**WHAT TO WORK ON:** Your answer should be one number: the count of lines in these entries that hold the word "circle".

[START]

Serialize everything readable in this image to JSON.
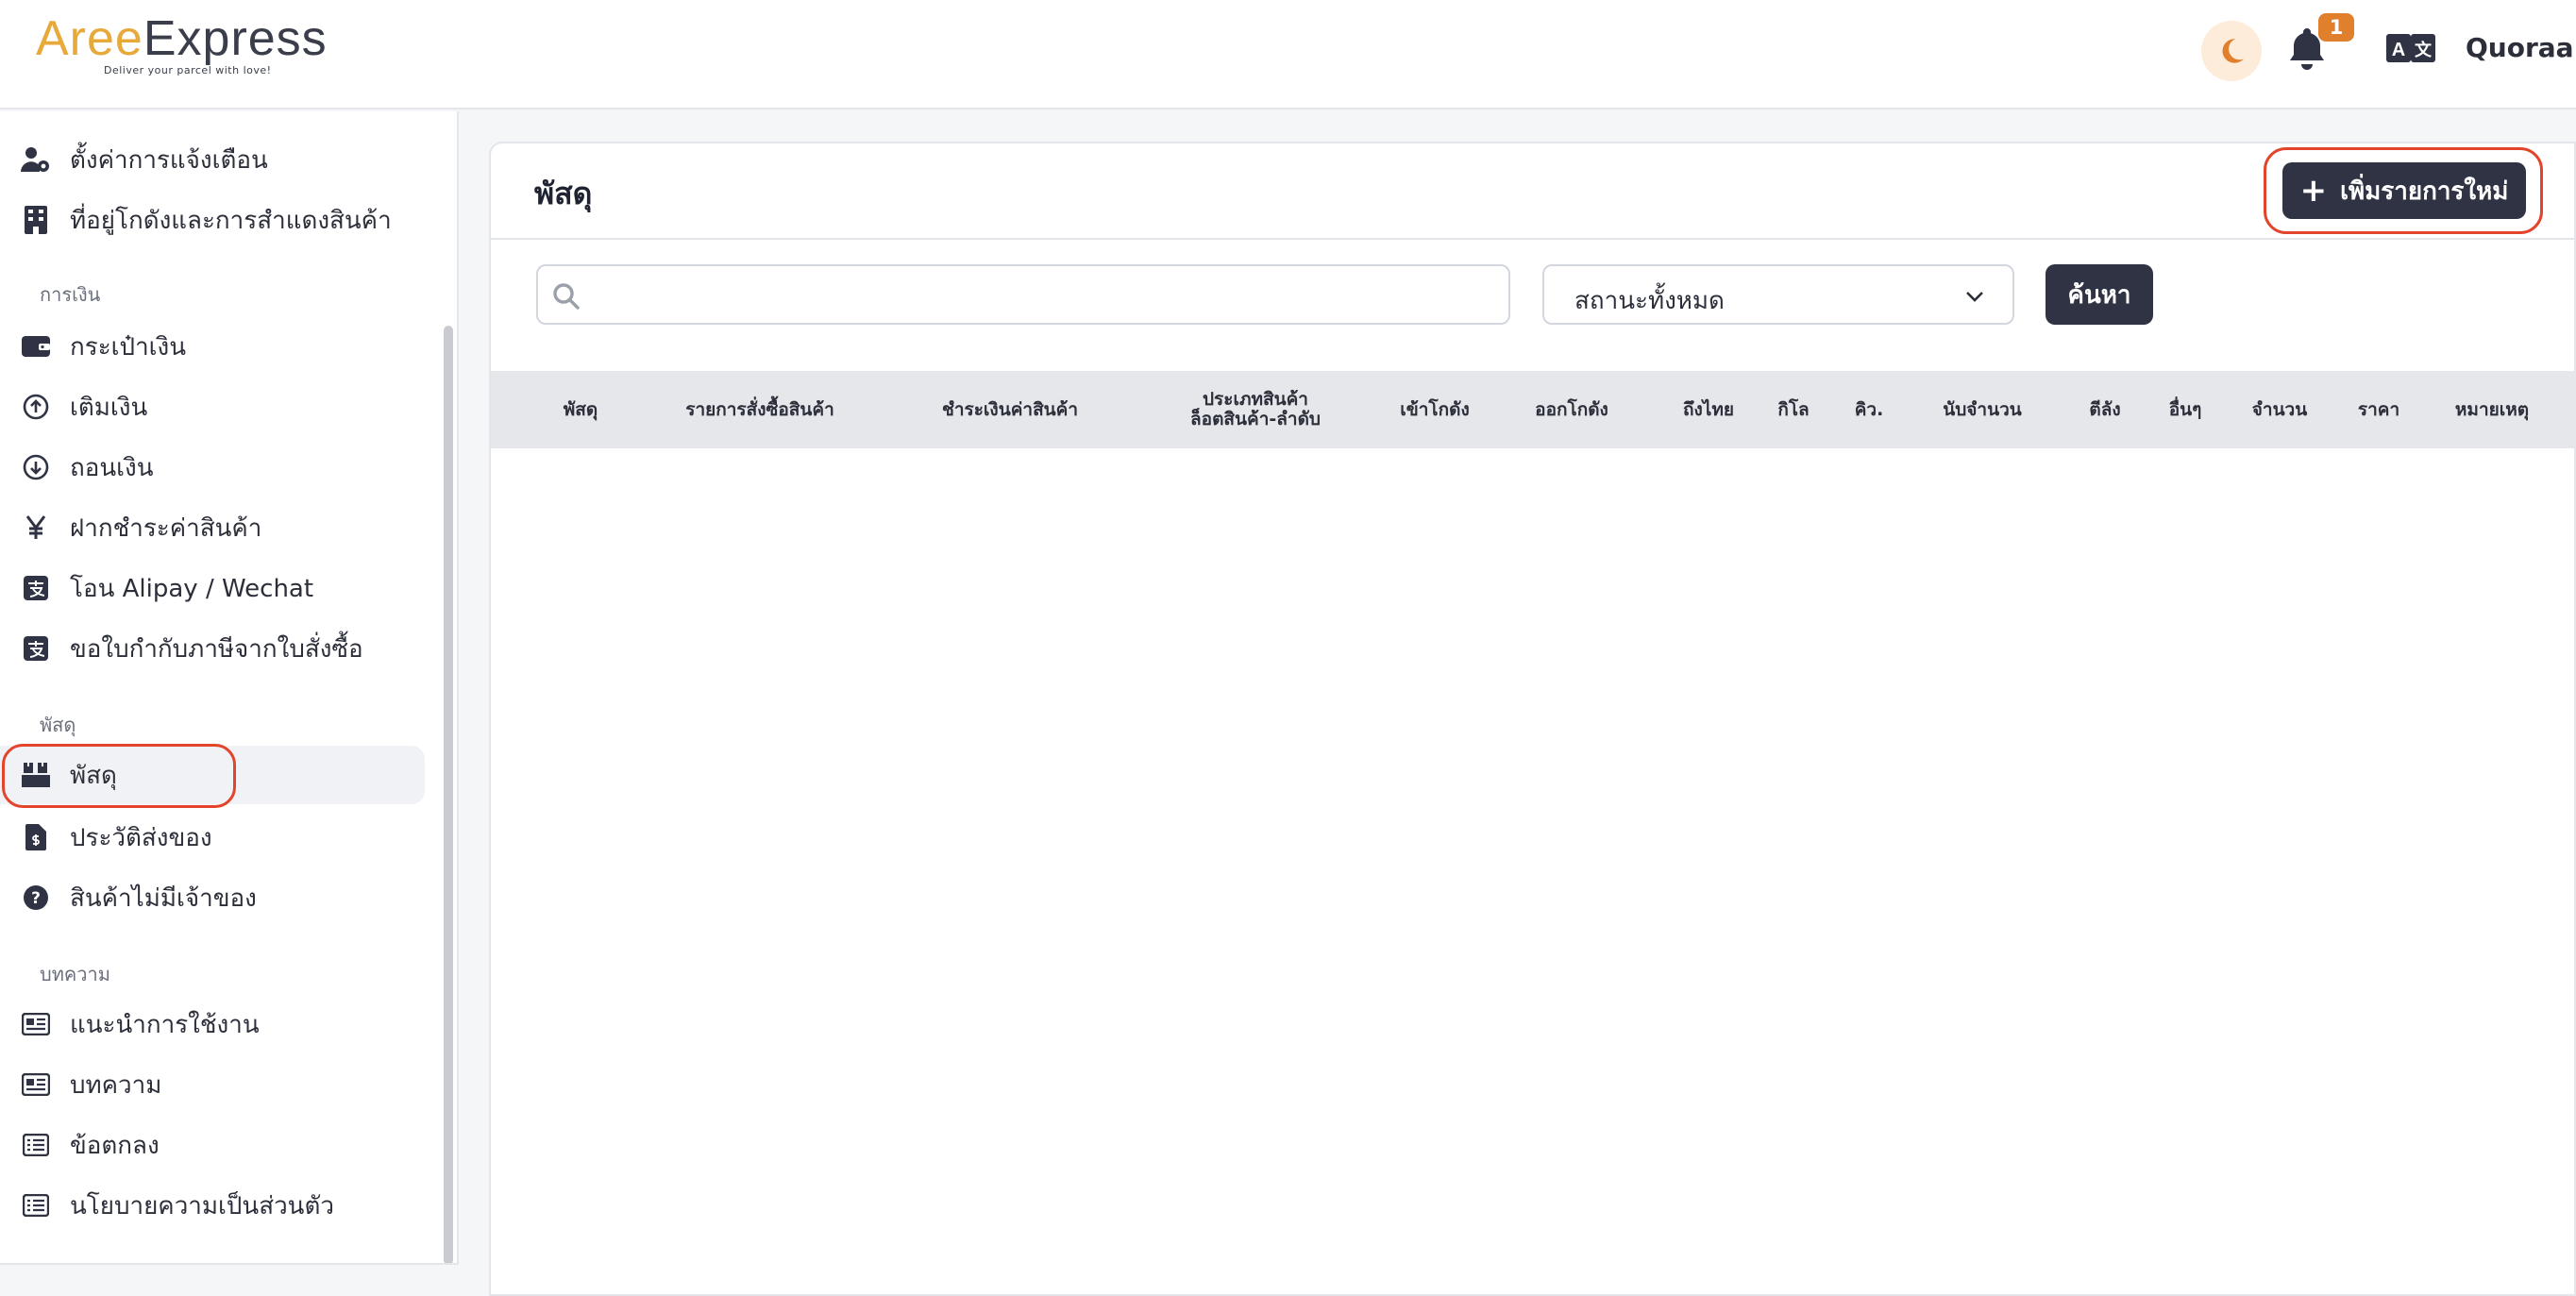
{
  "header": {
    "logo_brand_a": "Aree",
    "logo_brand_b": "Express",
    "logo_tagline": "Deliver your parcel with love!",
    "notification_count": "1",
    "user_name": "Quoraa"
  },
  "sidebar": {
    "items_top": [
      {
        "label": "ตั้งค่าการแจ้งเตือน",
        "icon": "user-gear-icon"
      },
      {
        "label": "ที่อยู่โกดังและการสำแดงสินค้า",
        "icon": "building-icon"
      }
    ],
    "section_finance": "การเงิน",
    "items_finance": [
      {
        "label": "กระเป๋าเงิน",
        "icon": "wallet-icon"
      },
      {
        "label": "เติมเงิน",
        "icon": "circle-arrow-up-icon"
      },
      {
        "label": "ถอนเงิน",
        "icon": "circle-arrow-down-icon"
      },
      {
        "label": "ฝากชำระค่าสินค้า",
        "icon": "yen-icon"
      },
      {
        "label": "โอน Alipay / Wechat",
        "icon": "alipay-icon"
      },
      {
        "label": "ขอใบกำกับภาษีจากใบสั่งซื้อ",
        "icon": "alipay-icon"
      }
    ],
    "section_parcel": "พัสดุ",
    "items_parcel": [
      {
        "label": "พัสดุ",
        "icon": "boxes-icon"
      },
      {
        "label": "ประวัติส่งของ",
        "icon": "file-invoice-icon"
      },
      {
        "label": "สินค้าไม่มีเจ้าของ",
        "icon": "question-circle-icon"
      }
    ],
    "section_articles": "บทความ",
    "items_articles": [
      {
        "label": "แนะนำการใช้งาน",
        "icon": "newspaper-icon"
      },
      {
        "label": "บทความ",
        "icon": "newspaper-icon"
      },
      {
        "label": "ข้อตกลง",
        "icon": "list-icon"
      },
      {
        "label": "นโยบายความเป็นส่วนตัว",
        "icon": "list-icon"
      }
    ]
  },
  "main": {
    "title": "พัสดุ",
    "add_button": "เพิ่มรายการใหม่",
    "search_placeholder": "",
    "status_selected": "สถานะทั้งหมด",
    "search_button": "ค้นหา",
    "columns": [
      "พัสดุ",
      "รายการสั่งซื้อสินค้า",
      "ชำระเงินค่าสินค้า",
      "ประเภทสินค้า\nล็อตสินค้า-ลำดับ",
      "เข้าโกดัง",
      "ออกโกดัง",
      "ถึงไทย",
      "กิโล",
      "คิว.",
      "นับจำนวน",
      "ตีลัง",
      "อื่นๆ",
      "จำนวน",
      "ราคา",
      "หมายเหตุ"
    ]
  }
}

[END]

**COMPLETE ANSWER:** 3